[Data extracted from a collection]
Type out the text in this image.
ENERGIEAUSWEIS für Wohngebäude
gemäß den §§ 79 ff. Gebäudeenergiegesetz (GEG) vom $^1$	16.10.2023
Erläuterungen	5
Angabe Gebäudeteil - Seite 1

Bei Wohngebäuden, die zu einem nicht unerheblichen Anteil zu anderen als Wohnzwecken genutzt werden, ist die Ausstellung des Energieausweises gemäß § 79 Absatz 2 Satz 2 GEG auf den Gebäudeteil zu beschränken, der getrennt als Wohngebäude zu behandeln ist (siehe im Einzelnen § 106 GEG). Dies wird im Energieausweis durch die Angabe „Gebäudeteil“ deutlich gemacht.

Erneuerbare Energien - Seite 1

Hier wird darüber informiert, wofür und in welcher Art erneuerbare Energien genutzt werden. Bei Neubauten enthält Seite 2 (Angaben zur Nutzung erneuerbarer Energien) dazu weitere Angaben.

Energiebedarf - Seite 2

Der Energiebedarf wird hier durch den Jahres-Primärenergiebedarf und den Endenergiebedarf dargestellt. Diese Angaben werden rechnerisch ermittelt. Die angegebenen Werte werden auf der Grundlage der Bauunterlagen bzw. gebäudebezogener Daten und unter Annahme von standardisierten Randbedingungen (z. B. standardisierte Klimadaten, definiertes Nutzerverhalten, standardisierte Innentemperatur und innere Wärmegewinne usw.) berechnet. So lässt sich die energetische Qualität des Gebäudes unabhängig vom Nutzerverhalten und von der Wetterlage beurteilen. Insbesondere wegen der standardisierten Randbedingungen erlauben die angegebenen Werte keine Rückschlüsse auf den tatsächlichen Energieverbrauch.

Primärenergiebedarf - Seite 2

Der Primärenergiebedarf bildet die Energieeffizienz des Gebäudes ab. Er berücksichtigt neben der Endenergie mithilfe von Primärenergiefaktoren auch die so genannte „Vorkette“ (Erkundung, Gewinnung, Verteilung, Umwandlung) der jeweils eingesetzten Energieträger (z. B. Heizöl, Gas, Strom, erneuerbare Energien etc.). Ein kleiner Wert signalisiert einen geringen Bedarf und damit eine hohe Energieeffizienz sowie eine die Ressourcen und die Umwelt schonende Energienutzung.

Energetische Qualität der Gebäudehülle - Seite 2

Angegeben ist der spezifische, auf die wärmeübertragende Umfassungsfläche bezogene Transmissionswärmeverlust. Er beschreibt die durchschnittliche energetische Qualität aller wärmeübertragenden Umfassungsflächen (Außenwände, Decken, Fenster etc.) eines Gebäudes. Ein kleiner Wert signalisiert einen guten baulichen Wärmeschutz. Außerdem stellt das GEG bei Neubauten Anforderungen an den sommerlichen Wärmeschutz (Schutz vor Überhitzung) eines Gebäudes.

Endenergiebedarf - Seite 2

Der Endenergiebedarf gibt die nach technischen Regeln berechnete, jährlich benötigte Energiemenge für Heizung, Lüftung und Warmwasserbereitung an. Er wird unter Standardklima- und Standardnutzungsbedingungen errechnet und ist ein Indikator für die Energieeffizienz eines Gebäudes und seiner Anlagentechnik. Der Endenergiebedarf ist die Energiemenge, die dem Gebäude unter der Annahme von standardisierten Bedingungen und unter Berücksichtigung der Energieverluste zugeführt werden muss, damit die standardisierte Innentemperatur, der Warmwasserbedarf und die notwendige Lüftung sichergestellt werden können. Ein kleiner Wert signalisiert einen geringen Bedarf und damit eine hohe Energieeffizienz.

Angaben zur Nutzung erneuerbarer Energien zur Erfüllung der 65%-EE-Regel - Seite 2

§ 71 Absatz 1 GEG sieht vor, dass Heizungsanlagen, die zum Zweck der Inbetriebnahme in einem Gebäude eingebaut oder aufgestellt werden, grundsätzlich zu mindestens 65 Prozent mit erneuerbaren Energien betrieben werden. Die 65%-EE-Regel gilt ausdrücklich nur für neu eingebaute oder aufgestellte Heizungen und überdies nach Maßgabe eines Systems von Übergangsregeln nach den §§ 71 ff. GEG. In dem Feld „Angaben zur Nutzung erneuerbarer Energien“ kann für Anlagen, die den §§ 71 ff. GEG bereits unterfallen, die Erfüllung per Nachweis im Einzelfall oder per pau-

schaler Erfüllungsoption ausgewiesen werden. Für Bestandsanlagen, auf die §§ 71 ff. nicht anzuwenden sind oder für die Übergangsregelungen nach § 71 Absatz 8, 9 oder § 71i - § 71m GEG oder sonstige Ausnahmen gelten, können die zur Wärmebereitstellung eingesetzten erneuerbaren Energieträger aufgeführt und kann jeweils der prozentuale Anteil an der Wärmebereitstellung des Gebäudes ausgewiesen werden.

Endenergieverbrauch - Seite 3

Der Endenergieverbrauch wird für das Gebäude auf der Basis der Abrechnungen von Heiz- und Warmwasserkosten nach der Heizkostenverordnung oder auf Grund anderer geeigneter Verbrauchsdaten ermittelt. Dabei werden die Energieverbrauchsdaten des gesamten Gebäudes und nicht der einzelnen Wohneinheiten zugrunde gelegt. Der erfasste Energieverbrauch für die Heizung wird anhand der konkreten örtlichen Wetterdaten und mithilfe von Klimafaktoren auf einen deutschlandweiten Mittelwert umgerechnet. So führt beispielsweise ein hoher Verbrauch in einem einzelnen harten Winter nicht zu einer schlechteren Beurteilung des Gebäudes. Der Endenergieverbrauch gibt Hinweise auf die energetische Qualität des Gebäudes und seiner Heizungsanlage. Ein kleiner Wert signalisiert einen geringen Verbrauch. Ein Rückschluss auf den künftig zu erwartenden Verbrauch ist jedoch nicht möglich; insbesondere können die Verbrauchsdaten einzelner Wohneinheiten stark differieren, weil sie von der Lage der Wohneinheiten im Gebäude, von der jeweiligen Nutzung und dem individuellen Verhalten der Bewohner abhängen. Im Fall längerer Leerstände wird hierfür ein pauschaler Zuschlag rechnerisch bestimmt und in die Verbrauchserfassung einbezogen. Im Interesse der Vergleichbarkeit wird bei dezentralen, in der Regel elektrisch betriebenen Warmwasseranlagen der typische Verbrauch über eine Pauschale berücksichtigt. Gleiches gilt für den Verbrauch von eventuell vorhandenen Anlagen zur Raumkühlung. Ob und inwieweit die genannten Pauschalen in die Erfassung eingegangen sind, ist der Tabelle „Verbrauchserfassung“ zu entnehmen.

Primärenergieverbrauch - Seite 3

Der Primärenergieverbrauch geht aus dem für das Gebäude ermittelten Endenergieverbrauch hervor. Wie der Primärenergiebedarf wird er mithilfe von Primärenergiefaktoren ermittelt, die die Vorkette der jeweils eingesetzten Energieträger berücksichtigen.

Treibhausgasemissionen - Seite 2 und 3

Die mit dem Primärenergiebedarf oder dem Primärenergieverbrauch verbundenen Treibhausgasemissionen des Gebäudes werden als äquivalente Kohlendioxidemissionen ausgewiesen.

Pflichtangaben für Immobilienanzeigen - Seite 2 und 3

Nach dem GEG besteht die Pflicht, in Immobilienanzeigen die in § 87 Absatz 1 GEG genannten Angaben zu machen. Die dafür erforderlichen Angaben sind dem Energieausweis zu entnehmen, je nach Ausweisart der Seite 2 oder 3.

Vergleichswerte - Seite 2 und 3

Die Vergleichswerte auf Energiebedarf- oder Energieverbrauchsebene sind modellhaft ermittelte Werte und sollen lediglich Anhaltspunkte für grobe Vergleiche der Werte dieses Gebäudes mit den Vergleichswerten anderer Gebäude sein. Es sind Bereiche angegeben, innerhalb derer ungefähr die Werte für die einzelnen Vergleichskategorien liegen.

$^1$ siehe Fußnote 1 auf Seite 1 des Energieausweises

◆ Written task
From the listing above, copy every line that includes the word "Energieeffizienz".

◆ Full output
Der Primärenergiebedarf bildet die Energieeffizienz des Gebäudes ab. Er berücksichtigt neben der Endenergie mithilfe von Primärenergiefaktoren auch die so genannte „Vorkette“ (Erkundung, Gewinnung, Verteilung, Umwandlung) der jeweils eingesetzten Energieträger (z. B. Heizöl, Gas, Strom, erneuerbare Energien etc.). Ein kleiner Wert signalisiert einen geringen Bedarf und damit eine hohe Energieeffizienz sowie eine die Ressourcen und die Umwelt schonende Energienutzung.
Der Endenergiebedarf gibt die nach technischen Regeln berechnete, jährlich benötigte Energiemenge für Heizung, Lüftung und Warmwasserbereitung an. Er wird unter Standardklima- und Standardnutzungsbedingungen errechnet und ist ein Indikator für die Energieeffizienz eines Gebäudes und seiner Anlagentechnik. Der Endenergiebedarf ist die Energiemenge, die dem Gebäude unter der Annahme von standardisierten Bedingungen und unter Berücksichtigung der Energieverluste zugeführt werden muss, damit die standardisierte Innentemperatur, der Warmwasserbedarf und die notwendige Lüftung sichergestellt werden können. Ein kleiner Wert signalisiert einen geringen Bedarf und damit eine hohe Energieeffizienz.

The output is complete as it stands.